Stored data
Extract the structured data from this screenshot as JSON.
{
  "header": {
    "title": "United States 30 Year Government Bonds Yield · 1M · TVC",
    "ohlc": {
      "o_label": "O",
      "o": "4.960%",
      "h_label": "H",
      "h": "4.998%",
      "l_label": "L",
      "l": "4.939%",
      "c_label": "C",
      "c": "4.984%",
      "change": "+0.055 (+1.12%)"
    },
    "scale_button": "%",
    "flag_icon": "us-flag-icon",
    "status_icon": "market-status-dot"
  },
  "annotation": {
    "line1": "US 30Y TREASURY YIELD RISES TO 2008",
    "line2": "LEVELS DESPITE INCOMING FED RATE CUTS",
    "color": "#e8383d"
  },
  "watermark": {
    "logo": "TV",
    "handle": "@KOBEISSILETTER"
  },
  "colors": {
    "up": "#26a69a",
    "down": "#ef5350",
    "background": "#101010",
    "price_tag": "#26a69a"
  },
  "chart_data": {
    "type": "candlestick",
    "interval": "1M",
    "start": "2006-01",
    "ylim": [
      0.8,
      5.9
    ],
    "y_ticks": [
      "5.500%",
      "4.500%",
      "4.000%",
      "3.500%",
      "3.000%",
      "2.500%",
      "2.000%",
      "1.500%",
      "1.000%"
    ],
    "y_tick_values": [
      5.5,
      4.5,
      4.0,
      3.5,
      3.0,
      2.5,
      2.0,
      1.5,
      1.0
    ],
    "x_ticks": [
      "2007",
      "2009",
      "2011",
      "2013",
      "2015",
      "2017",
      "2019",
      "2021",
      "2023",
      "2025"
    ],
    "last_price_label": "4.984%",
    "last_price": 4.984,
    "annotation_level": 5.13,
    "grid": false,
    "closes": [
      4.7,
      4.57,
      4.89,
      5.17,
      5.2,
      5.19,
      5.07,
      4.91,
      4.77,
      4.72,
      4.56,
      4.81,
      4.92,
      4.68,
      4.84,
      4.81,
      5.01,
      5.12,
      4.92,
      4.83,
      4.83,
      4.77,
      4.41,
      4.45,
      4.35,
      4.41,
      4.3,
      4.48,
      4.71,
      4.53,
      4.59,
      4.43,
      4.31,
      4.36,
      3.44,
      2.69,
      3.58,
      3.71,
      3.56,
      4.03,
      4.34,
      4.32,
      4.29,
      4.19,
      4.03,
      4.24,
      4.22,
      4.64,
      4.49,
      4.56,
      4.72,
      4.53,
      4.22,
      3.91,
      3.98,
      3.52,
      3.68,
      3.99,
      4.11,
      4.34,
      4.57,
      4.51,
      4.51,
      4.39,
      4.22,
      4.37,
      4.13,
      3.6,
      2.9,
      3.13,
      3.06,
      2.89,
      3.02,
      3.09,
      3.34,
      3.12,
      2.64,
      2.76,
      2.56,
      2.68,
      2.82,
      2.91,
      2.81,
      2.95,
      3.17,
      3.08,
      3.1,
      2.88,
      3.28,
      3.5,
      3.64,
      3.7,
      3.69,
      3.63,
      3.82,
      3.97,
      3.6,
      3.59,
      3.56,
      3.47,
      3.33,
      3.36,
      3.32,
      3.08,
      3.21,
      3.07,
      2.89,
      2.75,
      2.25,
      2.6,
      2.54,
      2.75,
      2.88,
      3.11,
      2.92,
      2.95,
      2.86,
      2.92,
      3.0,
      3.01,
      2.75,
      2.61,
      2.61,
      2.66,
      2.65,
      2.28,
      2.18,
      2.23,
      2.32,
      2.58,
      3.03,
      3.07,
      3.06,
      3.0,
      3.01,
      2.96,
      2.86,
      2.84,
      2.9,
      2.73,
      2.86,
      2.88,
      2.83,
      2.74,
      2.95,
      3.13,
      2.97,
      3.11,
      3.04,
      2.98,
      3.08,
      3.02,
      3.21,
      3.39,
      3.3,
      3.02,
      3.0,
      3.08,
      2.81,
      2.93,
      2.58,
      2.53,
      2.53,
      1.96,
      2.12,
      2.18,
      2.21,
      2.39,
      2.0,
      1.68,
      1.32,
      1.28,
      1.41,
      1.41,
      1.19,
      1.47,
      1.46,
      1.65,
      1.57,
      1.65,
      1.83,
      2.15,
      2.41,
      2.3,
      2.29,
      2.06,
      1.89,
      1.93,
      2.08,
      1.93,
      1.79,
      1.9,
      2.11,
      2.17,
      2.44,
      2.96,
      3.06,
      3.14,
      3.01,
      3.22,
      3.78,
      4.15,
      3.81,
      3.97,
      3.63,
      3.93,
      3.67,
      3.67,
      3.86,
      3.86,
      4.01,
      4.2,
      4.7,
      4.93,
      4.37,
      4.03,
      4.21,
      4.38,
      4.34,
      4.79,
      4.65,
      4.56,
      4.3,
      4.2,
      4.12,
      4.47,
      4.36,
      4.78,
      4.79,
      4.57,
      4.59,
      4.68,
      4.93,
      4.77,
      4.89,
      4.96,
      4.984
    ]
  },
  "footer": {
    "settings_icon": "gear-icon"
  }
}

Exercise prompt
Retype the material in full. Each word must match.

Solution to the exercise
Extract the structured data from this screenshot as JSON.
{
  "header": {
    "title": "United States 30 Year Government Bonds Yield · 1M · TVC",
    "ohlc": {
      "o_label": "O",
      "o": "4.960%",
      "h_label": "H",
      "h": "4.998%",
      "l_label": "L",
      "l": "4.939%",
      "c_label": "C",
      "c": "4.984%",
      "change": "+0.055 (+1.12%)"
    },
    "scale_button": "%",
    "flag_icon": "us-flag-icon",
    "status_icon": "market-status-dot"
  },
  "annotation": {
    "line1": "US 30Y TREASURY YIELD RISES TO 2008",
    "line2": "LEVELS DESPITE INCOMING FED RATE CUTS",
    "color": "#e8383d"
  },
  "watermark": {
    "logo": "TV",
    "handle": "@KOBEISSILETTER"
  },
  "colors": {
    "up": "#26a69a",
    "down": "#ef5350",
    "background": "#101010",
    "price_tag": "#26a69a"
  },
  "chart_data": {
    "type": "candlestick",
    "interval": "1M",
    "start": "2006-01",
    "ylim": [
      0.8,
      5.9
    ],
    "y_ticks": [
      "5.500%",
      "4.500%",
      "4.000%",
      "3.500%",
      "3.000%",
      "2.500%",
      "2.000%",
      "1.500%",
      "1.000%"
    ],
    "y_tick_values": [
      5.5,
      4.5,
      4.0,
      3.5,
      3.0,
      2.5,
      2.0,
      1.5,
      1.0
    ],
    "x_ticks": [
      "2007",
      "2009",
      "2011",
      "2013",
      "2015",
      "2017",
      "2019",
      "2021",
      "2023",
      "2025"
    ],
    "last_price_label": "4.984%",
    "last_price": 4.984,
    "annotation_level": 5.13,
    "grid": false,
    "closes": [
      4.7,
      4.57,
      4.89,
      5.17,
      5.2,
      5.19,
      5.07,
      4.91,
      4.77,
      4.72,
      4.56,
      4.81,
      4.92,
      4.68,
      4.84,
      4.81,
      5.01,
      5.12,
      4.92,
      4.83,
      4.83,
      4.77,
      4.41,
      4.45,
      4.35,
      4.41,
      4.3,
      4.48,
      4.71,
      4.53,
      4.59,
      4.43,
      4.31,
      4.36,
      3.44,
      2.69,
      3.58,
      3.71,
      3.56,
      4.03,
      4.34,
      4.32,
      4.29,
      4.19,
      4.03,
      4.24,
      4.22,
      4.64,
      4.49,
      4.56,
      4.72,
      4.53,
      4.22,
      3.91,
      3.98,
      3.52,
      3.68,
      3.99,
      4.11,
      4.34,
      4.57,
      4.51,
      4.51,
      4.39,
      4.22,
      4.37,
      4.13,
      3.6,
      2.9,
      3.13,
      3.06,
      2.89,
      3.02,
      3.09,
      3.34,
      3.12,
      2.64,
      2.76,
      2.56,
      2.68,
      2.82,
      2.91,
      2.81,
      2.95,
      3.17,
      3.08,
      3.1,
      2.88,
      3.28,
      3.5,
      3.64,
      3.7,
      3.69,
      3.63,
      3.82,
      3.97,
      3.6,
      3.59,
      3.56,
      3.47,
      3.33,
      3.36,
      3.32,
      3.08,
      3.21,
      3.07,
      2.89,
      2.75,
      2.25,
      2.6,
      2.54,
      2.75,
      2.88,
      3.11,
      2.92,
      2.95,
      2.86,
      2.92,
      3.0,
      3.01,
      2.75,
      2.61,
      2.61,
      2.66,
      2.65,
      2.28,
      2.18,
      2.23,
      2.32,
      2.58,
      3.03,
      3.07,
      3.06,
      3.0,
      3.01,
      2.96,
      2.86,
      2.84,
      2.9,
      2.73,
      2.86,
      2.88,
      2.83,
      2.74,
      2.95,
      3.13,
      2.97,
      3.11,
      3.04,
      2.98,
      3.08,
      3.02,
      3.21,
      3.39,
      3.3,
      3.02,
      3.0,
      3.08,
      2.81,
      2.93,
      2.58,
      2.53,
      2.53,
      1.96,
      2.12,
      2.18,
      2.21,
      2.39,
      2.0,
      1.68,
      1.32,
      1.28,
      1.41,
      1.41,
      1.19,
      1.47,
      1.46,
      1.65,
      1.57,
      1.65,
      1.83,
      2.15,
      2.41,
      2.3,
      2.29,
      2.06,
      1.89,
      1.93,
      2.08,
      1.93,
      1.79,
      1.9,
      2.11,
      2.17,
      2.44,
      2.96,
      3.06,
      3.14,
      3.01,
      3.22,
      3.78,
      4.15,
      3.81,
      3.97,
      3.63,
      3.93,
      3.67,
      3.67,
      3.86,
      3.86,
      4.01,
      4.2,
      4.7,
      4.93,
      4.37,
      4.03,
      4.21,
      4.38,
      4.34,
      4.79,
      4.65,
      4.56,
      4.3,
      4.2,
      4.12,
      4.47,
      4.36,
      4.78,
      4.79,
      4.57,
      4.59,
      4.68,
      4.93,
      4.77,
      4.89,
      4.96,
      4.984
    ]
  },
  "footer": {
    "settings_icon": "gear-icon"
  }
}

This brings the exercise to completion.